**Source excerpt:**
• • • •

Bulletin

Noram Res., Inc. v. Peterson: If creditors attempt to comply, a stay violation is limited to actual damages.

Case AnalysisDavid Kemper Helsabeck III

Noram Res., Inc. v. Peterson (In re Noram Res., Inc.), No. 08-38222, 2015 WL 5965654 (Bankr. S.D. Tex. Oct. 9, 2015).

Opinion issued: Oct. 9, 2015. Westlaw Link.

Written by: David Kemper Helsabeck III, Staff Member

To raise capital, debtor performed an equity offering; however, later the same year, the debtor defaulted on the debenture and filed for bankruptcy.[1] After filing for bankruptcy, some of the investors sued the debtor for negligence and negligent failure to disclose material facts in state court.[2] The trustee attempted to intervene in the state court action, and the investors requested the bankruptcy court to determine if their claims were property of the estate.[3] The court determined that since the negligent misrepresentation claim was a direct injury, it belonged to the bankruptcy estate.[4] Although the court dismissed the trustee’s argument that all damages resulted from the negligence claim, the court determined that the investors violated the automatic stay “by settling a lawsuit which included claims belonging to the estate.”[5] The trustee then sought sanctions for the automatic stay violation under 11 U.S.C. § 105(a).[6]

Civil contempt disallows punitive damages and is applicable “to coerce the defendant into compliance with a court order and/or to compensate the complainant for losses sustained.”[7] In a contempt action for a violation of the automatic stay, the focus is on whether the conduct of the contemnors complied with the court order.[8] The court determined that the investors attempted to mitigate the automatic stay violation by requesting the court to ascertain if claims were property of the estate and by allowing the trustee to intervene in their state court proceeding against the debtor.[9] Given these facts, the court determined a monetary fine was not necessary to ensure the investor’s compliance with the automatic stay.[10] Still, despite the investors’ attempts in complying with the stay, the court held the trustee may recover actual damages for items such as attorney fees.[11]

This case demonstrates another avenue for trustees to recover damages for violation of an automatic stay. Courts have discretion in granting violation of stay relief under § 105 because  § 362(k) is inapplicable to corporate debtors.[12] It is important for attorneys to note that the recovery of attorney fees is limited to the amount actually spent, not the potential amount, if there is a contingent fee agreement, relief under § 105 will be limited to the amount actually paid to the attorney.[13]


[1] Noram Res., Inc. v. Peterson (In re Noram Res., Inc.), No. 08-38222, 2015 WL 5965654, at *1 (Bankr. S.D. Tex. 2015). The debtor initially filed for chapter 11 Bankruptcy, but it was transferred to chapter 7 and a trustee was subsequently appointed. Id.

• • • •

**Set task 1:** Rewrite everything in the listing from its first line down to the line containing "- screw-90167: [911, 527, 925, 548]", replacing "bracket" with "mount" and leaving all else as it is.

• • • •

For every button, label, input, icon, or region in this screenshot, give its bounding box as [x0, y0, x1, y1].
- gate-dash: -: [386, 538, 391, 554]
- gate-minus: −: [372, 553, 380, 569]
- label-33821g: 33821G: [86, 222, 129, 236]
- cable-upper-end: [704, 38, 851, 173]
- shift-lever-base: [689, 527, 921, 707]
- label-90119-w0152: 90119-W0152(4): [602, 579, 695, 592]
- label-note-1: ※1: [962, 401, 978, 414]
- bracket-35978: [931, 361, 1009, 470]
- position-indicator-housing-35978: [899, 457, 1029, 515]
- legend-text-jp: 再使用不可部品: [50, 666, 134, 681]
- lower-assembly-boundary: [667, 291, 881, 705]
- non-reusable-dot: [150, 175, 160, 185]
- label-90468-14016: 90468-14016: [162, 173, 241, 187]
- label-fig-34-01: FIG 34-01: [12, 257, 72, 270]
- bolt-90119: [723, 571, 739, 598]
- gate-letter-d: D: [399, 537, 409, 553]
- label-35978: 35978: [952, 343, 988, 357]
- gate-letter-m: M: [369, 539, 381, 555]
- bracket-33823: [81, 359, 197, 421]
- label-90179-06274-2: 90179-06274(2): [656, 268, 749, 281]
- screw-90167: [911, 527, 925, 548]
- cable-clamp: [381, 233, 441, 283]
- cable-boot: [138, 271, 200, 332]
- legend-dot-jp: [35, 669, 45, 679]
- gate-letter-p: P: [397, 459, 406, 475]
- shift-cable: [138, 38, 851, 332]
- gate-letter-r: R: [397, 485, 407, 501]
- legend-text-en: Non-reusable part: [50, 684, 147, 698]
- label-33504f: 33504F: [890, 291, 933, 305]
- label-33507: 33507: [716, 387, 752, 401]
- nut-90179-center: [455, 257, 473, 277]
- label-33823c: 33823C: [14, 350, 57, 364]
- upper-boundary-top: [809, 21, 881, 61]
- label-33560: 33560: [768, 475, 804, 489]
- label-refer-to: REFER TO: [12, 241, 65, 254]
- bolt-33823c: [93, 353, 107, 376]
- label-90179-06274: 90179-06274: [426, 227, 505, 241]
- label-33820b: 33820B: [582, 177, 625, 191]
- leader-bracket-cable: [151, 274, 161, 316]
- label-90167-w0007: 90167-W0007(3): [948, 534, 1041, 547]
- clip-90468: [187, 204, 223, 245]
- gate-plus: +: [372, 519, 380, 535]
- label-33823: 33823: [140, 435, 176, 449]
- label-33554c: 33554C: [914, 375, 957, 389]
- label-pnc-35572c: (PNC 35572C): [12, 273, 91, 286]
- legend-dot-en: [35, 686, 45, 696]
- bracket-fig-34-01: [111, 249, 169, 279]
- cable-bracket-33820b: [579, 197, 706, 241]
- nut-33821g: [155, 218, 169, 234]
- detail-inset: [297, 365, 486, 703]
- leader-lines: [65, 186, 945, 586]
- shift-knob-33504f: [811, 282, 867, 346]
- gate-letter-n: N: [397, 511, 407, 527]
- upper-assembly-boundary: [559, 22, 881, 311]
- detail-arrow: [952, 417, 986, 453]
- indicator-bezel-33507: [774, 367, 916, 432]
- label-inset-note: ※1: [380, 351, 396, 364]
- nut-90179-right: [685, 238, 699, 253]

• • • •

**Set task 2:**
Answer these from the case bulletin:
(a) Under which statute did the trustee seek sanctions for the automatic stay violation?
(b) What kind of damages does civil contempt disallow?
(c) Which section does the bulletin say is inapplicable to corporate debtors?

**Right answer 1:**
For every button, label, input, icon, or region in this screenshot, give its bounding box as [x0, y0, x1, y1].
- gate-dash: -: [386, 538, 391, 554]
- gate-minus: −: [372, 553, 380, 569]
- label-33821g: 33821G: [86, 222, 129, 236]
- cable-upper-end: [704, 38, 851, 173]
- shift-lever-base: [689, 527, 921, 707]
- label-90119-w0152: 90119-W0152(4): [602, 579, 695, 592]
- label-note-1: ※1: [962, 401, 978, 414]
- mount-35978: [931, 361, 1009, 470]
- position-indicator-housing-35978: [899, 457, 1029, 515]
- legend-text-jp: 再使用不可部品: [50, 666, 134, 681]
- lower-assembly-boundary: [667, 291, 881, 705]
- non-reusable-dot: [150, 175, 160, 185]
- label-90468-14016: 90468-14016: [162, 173, 241, 187]
- label-fig-34-01: FIG 34-01: [12, 257, 72, 270]
- bolt-90119: [723, 571, 739, 598]
- gate-letter-d: D: [399, 537, 409, 553]
- label-35978: 35978: [952, 343, 988, 357]
- gate-letter-m: M: [369, 539, 381, 555]
- mount-33823: [81, 359, 197, 421]
- label-90179-06274-2: 90179-06274(2): [656, 268, 749, 281]
- screw-90167: [911, 527, 925, 548]

**Right answer 2:**
(a) 11 U.S.C. § 105(a)
(b) Punitive damages
(c) § 362(k)